### What to work on
Write the data out again, character for character, with no images.

### Entries provided
»»
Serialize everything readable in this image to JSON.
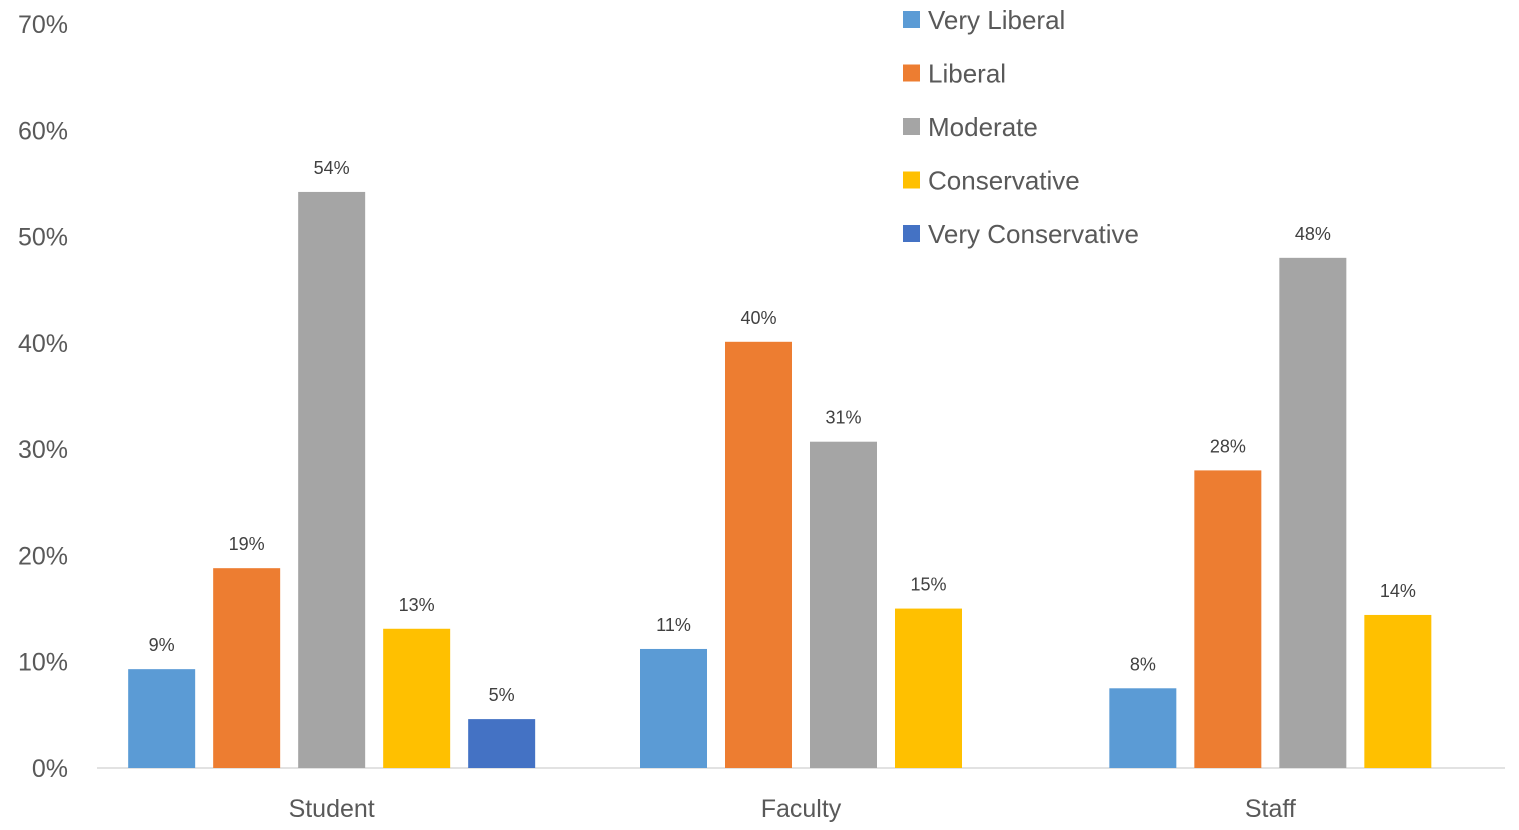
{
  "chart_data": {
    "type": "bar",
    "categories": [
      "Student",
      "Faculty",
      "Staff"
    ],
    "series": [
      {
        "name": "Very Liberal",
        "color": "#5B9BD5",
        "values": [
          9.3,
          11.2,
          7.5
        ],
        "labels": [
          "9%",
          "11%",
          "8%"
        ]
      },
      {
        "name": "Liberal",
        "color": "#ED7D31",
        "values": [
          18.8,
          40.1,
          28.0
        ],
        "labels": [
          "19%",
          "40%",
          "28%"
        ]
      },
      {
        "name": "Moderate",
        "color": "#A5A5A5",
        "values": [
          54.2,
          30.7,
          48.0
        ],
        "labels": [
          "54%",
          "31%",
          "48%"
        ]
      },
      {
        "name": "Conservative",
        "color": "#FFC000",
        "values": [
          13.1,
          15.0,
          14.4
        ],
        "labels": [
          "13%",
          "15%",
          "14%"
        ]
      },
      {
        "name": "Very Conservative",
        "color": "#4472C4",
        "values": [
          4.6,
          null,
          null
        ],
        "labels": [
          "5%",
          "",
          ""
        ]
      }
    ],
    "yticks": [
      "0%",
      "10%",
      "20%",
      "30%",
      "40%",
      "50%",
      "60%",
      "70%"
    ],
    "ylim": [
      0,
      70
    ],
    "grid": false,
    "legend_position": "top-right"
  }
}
««
### Task output
Serialize everything readable in this image to JSON.
{
  "chart_data": {
    "type": "bar",
    "categories": [
      "Student",
      "Faculty",
      "Staff"
    ],
    "series": [
      {
        "name": "Very Liberal",
        "color": "#5B9BD5",
        "values": [
          9.3,
          11.2,
          7.5
        ],
        "labels": [
          "9%",
          "11%",
          "8%"
        ]
      },
      {
        "name": "Liberal",
        "color": "#ED7D31",
        "values": [
          18.8,
          40.1,
          28.0
        ],
        "labels": [
          "19%",
          "40%",
          "28%"
        ]
      },
      {
        "name": "Moderate",
        "color": "#A5A5A5",
        "values": [
          54.2,
          30.7,
          48.0
        ],
        "labels": [
          "54%",
          "31%",
          "48%"
        ]
      },
      {
        "name": "Conservative",
        "color": "#FFC000",
        "values": [
          13.1,
          15.0,
          14.4
        ],
        "labels": [
          "13%",
          "15%",
          "14%"
        ]
      },
      {
        "name": "Very Conservative",
        "color": "#4472C4",
        "values": [
          4.6,
          null,
          null
        ],
        "labels": [
          "5%",
          "",
          ""
        ]
      }
    ],
    "yticks": [
      "0%",
      "10%",
      "20%",
      "30%",
      "40%",
      "50%",
      "60%",
      "70%"
    ],
    "ylim": [
      0,
      70
    ],
    "grid": false,
    "legend_position": "top-right"
  }
}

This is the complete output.